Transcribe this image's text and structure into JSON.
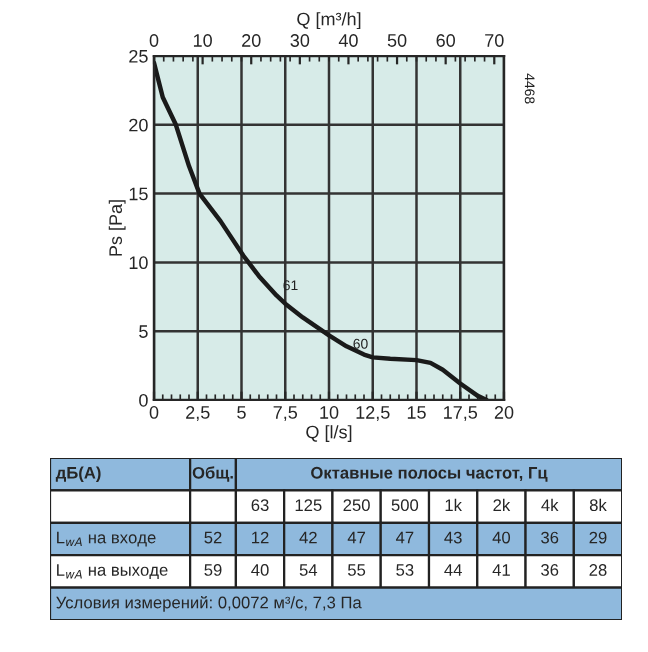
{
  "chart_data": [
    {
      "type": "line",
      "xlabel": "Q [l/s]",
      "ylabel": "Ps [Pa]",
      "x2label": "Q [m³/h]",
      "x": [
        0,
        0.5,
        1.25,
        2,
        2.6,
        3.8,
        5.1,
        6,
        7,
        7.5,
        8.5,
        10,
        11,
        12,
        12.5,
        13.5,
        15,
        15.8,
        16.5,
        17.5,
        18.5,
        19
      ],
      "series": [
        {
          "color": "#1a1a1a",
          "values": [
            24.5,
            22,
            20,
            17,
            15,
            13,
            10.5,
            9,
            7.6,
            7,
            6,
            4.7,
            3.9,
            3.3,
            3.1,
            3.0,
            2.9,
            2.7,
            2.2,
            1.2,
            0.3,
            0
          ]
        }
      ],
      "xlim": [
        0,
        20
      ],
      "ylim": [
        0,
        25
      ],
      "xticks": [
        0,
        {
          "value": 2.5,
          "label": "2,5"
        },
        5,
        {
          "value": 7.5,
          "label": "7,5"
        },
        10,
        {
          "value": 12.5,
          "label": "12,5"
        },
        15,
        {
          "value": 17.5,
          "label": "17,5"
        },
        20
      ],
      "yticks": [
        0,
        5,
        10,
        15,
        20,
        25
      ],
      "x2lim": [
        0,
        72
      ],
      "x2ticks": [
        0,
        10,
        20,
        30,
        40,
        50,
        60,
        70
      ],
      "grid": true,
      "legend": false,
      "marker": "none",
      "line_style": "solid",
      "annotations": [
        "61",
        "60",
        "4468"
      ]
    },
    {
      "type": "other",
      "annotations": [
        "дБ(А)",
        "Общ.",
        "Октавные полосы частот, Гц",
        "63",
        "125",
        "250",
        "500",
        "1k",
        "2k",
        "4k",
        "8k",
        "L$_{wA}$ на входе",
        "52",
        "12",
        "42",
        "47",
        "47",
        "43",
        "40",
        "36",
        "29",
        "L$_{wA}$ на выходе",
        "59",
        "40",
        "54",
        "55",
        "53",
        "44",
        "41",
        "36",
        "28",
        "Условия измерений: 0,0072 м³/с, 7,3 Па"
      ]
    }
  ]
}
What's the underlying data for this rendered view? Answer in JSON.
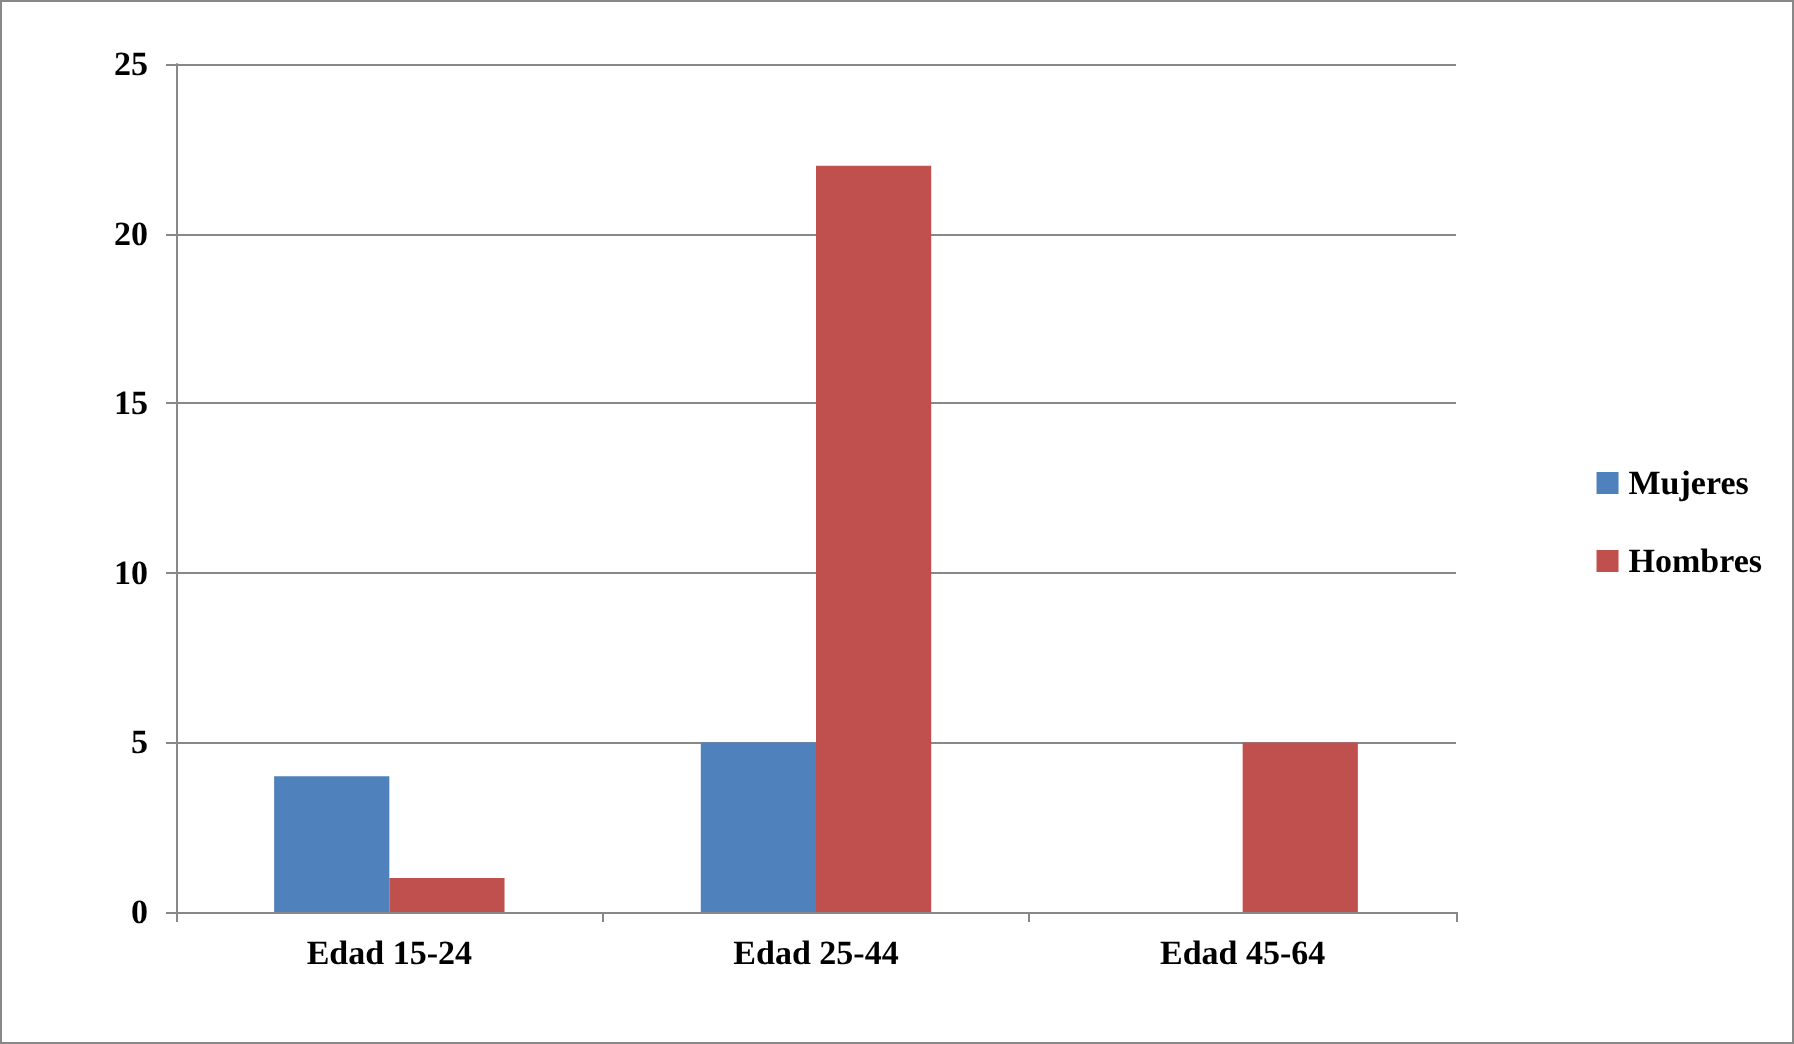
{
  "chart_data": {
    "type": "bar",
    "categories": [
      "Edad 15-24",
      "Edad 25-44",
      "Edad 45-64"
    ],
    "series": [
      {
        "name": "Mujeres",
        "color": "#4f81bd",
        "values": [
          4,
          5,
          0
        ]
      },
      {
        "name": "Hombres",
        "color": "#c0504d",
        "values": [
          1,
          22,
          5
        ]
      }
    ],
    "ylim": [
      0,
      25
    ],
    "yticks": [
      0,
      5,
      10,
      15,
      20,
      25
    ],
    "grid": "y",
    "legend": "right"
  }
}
# # # # #
Return to the listing above and set it down exactly, leaving out its pictures.

— TASK SOLUTION —
Transcribe this image's text and structure into JSON.
{
  "chart_data": [
    {
      "type": "line",
      "xlabel": "Q [l/s]",
      "ylabel": "Ps [Pa]",
      "x2label": "Q [m³/h]",
      "x": [
        0,
        0.5,
        1.25,
        2,
        2.6,
        3.8,
        5.1,
        6,
        7,
        7.5,
        8.5,
        10,
        11,
        12,
        12.5,
        13.5,
        15,
        15.8,
        16.5,
        17.5,
        18.5,
        19
      ],
      "series": [
        {
          "color": "#1a1a1a",
          "values": [
            24.5,
            22,
            20,
            17,
            15,
            13,
            10.5,
            9,
            7.6,
            7,
            6,
            4.7,
            3.9,
            3.3,
            3.1,
            3.0,
            2.9,
            2.7,
            2.2,
            1.2,
            0.3,
            0
          ]
        }
      ],
      "xlim": [
        0,
        20
      ],
      "ylim": [
        0,
        25
      ],
      "xticks": [
        0,
        {
          "value": 2.5,
          "label": "2,5"
        },
        5,
        {
          "value": 7.5,
          "label": "7,5"
        },
        10,
        {
          "value": 12.5,
          "label": "12,5"
        },
        15,
        {
          "value": 17.5,
          "label": "17,5"
        },
        20
      ],
      "yticks": [
        0,
        5,
        10,
        15,
        20,
        25
      ],
      "x2lim": [
        0,
        72
      ],
      "x2ticks": [
        0,
        10,
        20,
        30,
        40,
        50,
        60,
        70
      ],
      "grid": true,
      "legend": false,
      "marker": "none",
      "line_style": "solid",
      "annotations": [
        "61",
        "60",
        "4468"
      ]
    },
    {
      "type": "other",
      "annotations": [
        "дБ(А)",
        "Общ.",
        "Октавные полосы частот, Гц",
        "63",
        "125",
        "250",
        "500",
        "1k",
        "2k",
        "4k",
        "8k",
        "L$_{wA}$ на входе",
        "52",
        "12",
        "42",
        "47",
        "47",
        "43",
        "40",
        "36",
        "29",
        "L$_{wA}$ на выходе",
        "59",
        "40",
        "54",
        "55",
        "53",
        "44",
        "41",
        "36",
        "28",
        "Условия измерений: 0,0072 м³/с, 7,3 Па"
      ]
    }
  ]
}
What's the underlying data for this rendered view? Answer in JSON.
{
  "chart_data": {
    "type": "bar",
    "categories": [
      "Edad 15-24",
      "Edad 25-44",
      "Edad 45-64"
    ],
    "series": [
      {
        "name": "Mujeres",
        "color": "#4f81bd",
        "values": [
          4,
          5,
          0
        ]
      },
      {
        "name": "Hombres",
        "color": "#c0504d",
        "values": [
          1,
          22,
          5
        ]
      }
    ],
    "ylim": [
      0,
      25
    ],
    "yticks": [
      0,
      5,
      10,
      15,
      20,
      25
    ],
    "grid": "y",
    "legend": "right"
  }
}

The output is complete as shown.